Quote every line as given.

*Data for the task*:
┄┄┄┄┄┄┄┄┄┄
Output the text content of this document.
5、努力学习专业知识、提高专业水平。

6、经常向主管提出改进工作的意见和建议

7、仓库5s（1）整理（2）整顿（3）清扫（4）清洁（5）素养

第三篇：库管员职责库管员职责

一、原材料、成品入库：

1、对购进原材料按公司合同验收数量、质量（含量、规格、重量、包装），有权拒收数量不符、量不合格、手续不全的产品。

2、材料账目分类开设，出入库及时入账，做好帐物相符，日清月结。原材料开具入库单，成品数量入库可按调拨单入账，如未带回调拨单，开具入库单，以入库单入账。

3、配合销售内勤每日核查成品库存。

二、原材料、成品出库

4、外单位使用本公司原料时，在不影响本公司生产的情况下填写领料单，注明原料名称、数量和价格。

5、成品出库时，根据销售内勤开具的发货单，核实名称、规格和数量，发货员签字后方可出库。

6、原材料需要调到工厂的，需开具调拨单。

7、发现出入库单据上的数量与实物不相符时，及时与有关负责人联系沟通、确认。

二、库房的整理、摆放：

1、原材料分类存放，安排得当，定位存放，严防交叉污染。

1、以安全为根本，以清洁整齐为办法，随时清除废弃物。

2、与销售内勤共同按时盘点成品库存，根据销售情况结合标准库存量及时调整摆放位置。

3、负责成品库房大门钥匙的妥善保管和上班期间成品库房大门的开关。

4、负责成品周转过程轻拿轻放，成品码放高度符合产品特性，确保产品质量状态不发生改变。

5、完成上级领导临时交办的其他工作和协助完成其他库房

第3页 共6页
┄┄┄┄┄┄┄┄┄┄
*Reply to the task*:
Output the text content of this document.
5、努力学习专业知识、提高专业水平。

6、经常向主管提出改进工作的意见和建议

7、仓库5s（1）整理（2）整顿（3）清扫（4）清洁（5）素养

第三篇：库管员职责库管员职责

一、原材料、成品入库：

1、对购进原材料按公司合同验收数量、质量（含量、规格、重量、包装），有权拒收数量不符、量不合格、手续不全的产品。

2、材料账目分类开设，出入库及时入账，做好帐物相符，日清月结。原材料开具入库单，成品数量入库可按调拨单入账，如未带回调拨单，开具入库单，以入库单入账。

3、配合销售内勤每日核查成品库存。

二、原材料、成品出库

4、外单位使用本公司原料时，在不影响本公司生产的情况下填写领料单，注明原料名称、数量和价格。

5、成品出库时，根据销售内勤开具的发货单，核实名称、规格和数量，发货员签字后方可出库。

6、原材料需要调到工厂的，需开具调拨单。

7、发现出入库单据上的数量与实物不相符时，及时与有关负责人联系沟通、确认。

二、库房的整理、摆放：

1、原材料分类存放，安排得当，定位存放，严防交叉污染。

1、以安全为根本，以清洁整齐为办法，随时清除废弃物。

2、与销售内勤共同按时盘点成品库存，根据销售情况结合标准库存量及时调整摆放位置。

3、负责成品库房大门钥匙的妥善保管和上班期间成品库房大门的开关。

4、负责成品周转过程轻拿轻放，成品码放高度符合产品特性，确保产品质量状态不发生改变。

5、完成上级领导临时交办的其他工作和协助完成其他库房

第3页 共6页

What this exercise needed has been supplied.